— start EXTRACTED MATERIAL —

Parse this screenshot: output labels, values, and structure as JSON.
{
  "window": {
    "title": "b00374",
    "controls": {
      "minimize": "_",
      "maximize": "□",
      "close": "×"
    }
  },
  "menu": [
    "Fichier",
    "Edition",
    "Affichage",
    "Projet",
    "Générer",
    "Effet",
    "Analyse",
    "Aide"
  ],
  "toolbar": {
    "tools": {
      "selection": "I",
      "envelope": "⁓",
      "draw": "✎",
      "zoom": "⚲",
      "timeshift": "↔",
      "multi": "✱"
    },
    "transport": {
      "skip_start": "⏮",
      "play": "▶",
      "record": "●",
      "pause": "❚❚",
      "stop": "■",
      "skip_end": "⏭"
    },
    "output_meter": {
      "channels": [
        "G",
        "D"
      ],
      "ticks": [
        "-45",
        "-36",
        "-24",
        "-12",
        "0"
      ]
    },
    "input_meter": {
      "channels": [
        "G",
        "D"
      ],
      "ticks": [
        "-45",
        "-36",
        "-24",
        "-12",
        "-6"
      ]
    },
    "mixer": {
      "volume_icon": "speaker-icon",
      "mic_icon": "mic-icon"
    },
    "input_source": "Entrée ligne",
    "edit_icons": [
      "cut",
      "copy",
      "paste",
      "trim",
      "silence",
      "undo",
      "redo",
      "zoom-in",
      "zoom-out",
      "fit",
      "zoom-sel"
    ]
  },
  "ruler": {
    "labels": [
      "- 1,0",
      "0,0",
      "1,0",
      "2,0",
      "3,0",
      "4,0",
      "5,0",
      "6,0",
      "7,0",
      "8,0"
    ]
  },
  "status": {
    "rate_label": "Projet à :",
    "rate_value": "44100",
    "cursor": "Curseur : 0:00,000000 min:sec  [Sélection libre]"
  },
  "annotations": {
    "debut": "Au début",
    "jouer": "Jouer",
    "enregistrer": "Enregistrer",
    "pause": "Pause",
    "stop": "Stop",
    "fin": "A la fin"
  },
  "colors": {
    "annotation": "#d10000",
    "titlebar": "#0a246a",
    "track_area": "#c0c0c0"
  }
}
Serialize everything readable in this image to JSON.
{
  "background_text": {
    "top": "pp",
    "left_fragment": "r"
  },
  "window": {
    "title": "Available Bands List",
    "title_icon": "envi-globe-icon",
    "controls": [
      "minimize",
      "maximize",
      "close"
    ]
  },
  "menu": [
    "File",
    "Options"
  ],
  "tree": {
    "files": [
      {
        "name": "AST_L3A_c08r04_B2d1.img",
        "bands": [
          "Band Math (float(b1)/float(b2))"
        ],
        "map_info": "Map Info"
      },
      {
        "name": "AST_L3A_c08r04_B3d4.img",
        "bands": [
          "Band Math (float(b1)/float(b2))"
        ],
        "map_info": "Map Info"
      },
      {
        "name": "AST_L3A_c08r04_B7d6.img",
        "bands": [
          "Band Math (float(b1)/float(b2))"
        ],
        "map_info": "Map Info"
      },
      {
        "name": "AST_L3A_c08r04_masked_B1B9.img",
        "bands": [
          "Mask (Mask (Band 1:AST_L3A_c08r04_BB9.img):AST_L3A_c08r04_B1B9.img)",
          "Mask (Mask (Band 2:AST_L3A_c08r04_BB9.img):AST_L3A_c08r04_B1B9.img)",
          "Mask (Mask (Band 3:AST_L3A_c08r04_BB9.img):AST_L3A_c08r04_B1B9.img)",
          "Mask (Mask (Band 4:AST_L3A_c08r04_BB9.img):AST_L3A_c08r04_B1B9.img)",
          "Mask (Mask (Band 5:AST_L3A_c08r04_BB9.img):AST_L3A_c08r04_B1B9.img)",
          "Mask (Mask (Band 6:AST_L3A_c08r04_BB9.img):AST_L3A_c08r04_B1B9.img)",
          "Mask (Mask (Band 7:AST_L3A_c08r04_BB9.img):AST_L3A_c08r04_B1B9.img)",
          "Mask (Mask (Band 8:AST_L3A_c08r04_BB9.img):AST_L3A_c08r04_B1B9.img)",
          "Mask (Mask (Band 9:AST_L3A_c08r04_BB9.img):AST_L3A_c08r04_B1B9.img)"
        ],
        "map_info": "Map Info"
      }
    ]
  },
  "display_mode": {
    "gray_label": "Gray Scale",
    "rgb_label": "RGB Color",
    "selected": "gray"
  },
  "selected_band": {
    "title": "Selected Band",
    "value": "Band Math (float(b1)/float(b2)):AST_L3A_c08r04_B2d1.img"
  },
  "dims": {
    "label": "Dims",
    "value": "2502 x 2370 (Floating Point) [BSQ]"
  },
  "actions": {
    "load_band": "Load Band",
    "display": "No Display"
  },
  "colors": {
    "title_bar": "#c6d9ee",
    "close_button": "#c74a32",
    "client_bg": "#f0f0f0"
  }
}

— end EXTRACTED MATERIAL —

» **THE EXERCISE**: Each line of the material above needs to be quoted exactly, please.

» **REPLY**:
Parse this screenshot: output labels, values, and structure as JSON.
{
  "window": {
    "title": "b00374",
    "controls": {
      "minimize": "_",
      "maximize": "□",
      "close": "×"
    }
  },
  "menu": [
    "Fichier",
    "Edition",
    "Affichage",
    "Projet",
    "Générer",
    "Effet",
    "Analyse",
    "Aide"
  ],
  "toolbar": {
    "tools": {
      "selection": "I",
      "envelope": "⁓",
      "draw": "✎",
      "zoom": "⚲",
      "timeshift": "↔",
      "multi": "✱"
    },
    "transport": {
      "skip_start": "⏮",
      "play": "▶",
      "record": "●",
      "pause": "❚❚",
      "stop": "■",
      "skip_end": "⏭"
    },
    "output_meter": {
      "channels": [
        "G",
        "D"
      ],
      "ticks": [
        "-45",
        "-36",
        "-24",
        "-12",
        "0"
      ]
    },
    "input_meter": {
      "channels": [
        "G",
        "D"
      ],
      "ticks": [
        "-45",
        "-36",
        "-24",
        "-12",
        "-6"
      ]
    },
    "mixer": {
      "volume_icon": "speaker-icon",
      "mic_icon": "mic-icon"
    },
    "input_source": "Entrée ligne",
    "edit_icons": [
      "cut",
      "copy",
      "paste",
      "trim",
      "silence",
      "undo",
      "redo",
      "zoom-in",
      "zoom-out",
      "fit",
      "zoom-sel"
    ]
  },
  "ruler": {
    "labels": [
      "- 1,0",
      "0,0",
      "1,0",
      "2,0",
      "3,0",
      "4,0",
      "5,0",
      "6,0",
      "7,0",
      "8,0"
    ]
  },
  "status": {
    "rate_label": "Projet à :",
    "rate_value": "44100",
    "cursor": "Curseur : 0:00,000000 min:sec  [Sélection libre]"
  },
  "annotations": {
    "debut": "Au début",
    "jouer": "Jouer",
    "enregistrer": "Enregistrer",
    "pause": "Pause",
    "stop": "Stop",
    "fin": "A la fin"
  },
  "colors": {
    "annotation": "#d10000",
    "titlebar": "#0a246a",
    "track_area": "#c0c0c0"
  }
}
Serialize everything readable in this image to JSON.
{
  "background_text": {
    "top": "pp",
    "left_fragment": "r"
  },
  "window": {
    "title": "Available Bands List",
    "title_icon": "envi-globe-icon",
    "controls": [
      "minimize",
      "maximize",
      "close"
    ]
  },
  "menu": [
    "File",
    "Options"
  ],
  "tree": {
    "files": [
      {
        "name": "AST_L3A_c08r04_B2d1.img",
        "bands": [
          "Band Math (float(b1)/float(b2))"
        ],
        "map_info": "Map Info"
      },
      {
        "name": "AST_L3A_c08r04_B3d4.img",
        "bands": [
          "Band Math (float(b1)/float(b2))"
        ],
        "map_info": "Map Info"
      },
      {
        "name": "AST_L3A_c08r04_B7d6.img",
        "bands": [
          "Band Math (float(b1)/float(b2))"
        ],
        "map_info": "Map Info"
      },
      {
        "name": "AST_L3A_c08r04_masked_B1B9.img",
        "bands": [
          "Mask (Mask (Band 1:AST_L3A_c08r04_BB9.img):AST_L3A_c08r04_B1B9.img)",
          "Mask (Mask (Band 2:AST_L3A_c08r04_BB9.img):AST_L3A_c08r04_B1B9.img)",
          "Mask (Mask (Band 3:AST_L3A_c08r04_BB9.img):AST_L3A_c08r04_B1B9.img)",
          "Mask (Mask (Band 4:AST_L3A_c08r04_BB9.img):AST_L3A_c08r04_B1B9.img)",
          "Mask (Mask (Band 5:AST_L3A_c08r04_BB9.img):AST_L3A_c08r04_B1B9.img)",
          "Mask (Mask (Band 6:AST_L3A_c08r04_BB9.img):AST_L3A_c08r04_B1B9.img)",
          "Mask (Mask (Band 7:AST_L3A_c08r04_BB9.img):AST_L3A_c08r04_B1B9.img)",
          "Mask (Mask (Band 8:AST_L3A_c08r04_BB9.img):AST_L3A_c08r04_B1B9.img)",
          "Mask (Mask (Band 9:AST_L3A_c08r04_BB9.img):AST_L3A_c08r04_B1B9.img)"
        ],
        "map_info": "Map Info"
      }
    ]
  },
  "display_mode": {
    "gray_label": "Gray Scale",
    "rgb_label": "RGB Color",
    "selected": "gray"
  },
  "selected_band": {
    "title": "Selected Band",
    "value": "Band Math (float(b1)/float(b2)):AST_L3A_c08r04_B2d1.img"
  },
  "dims": {
    "label": "Dims",
    "value": "2502 x 2370 (Floating Point) [BSQ]"
  },
  "actions": {
    "load_band": "Load Band",
    "display": "No Display"
  },
  "colors": {
    "title_bar": "#c6d9ee",
    "close_button": "#c74a32",
    "client_bg": "#f0f0f0"
  }
}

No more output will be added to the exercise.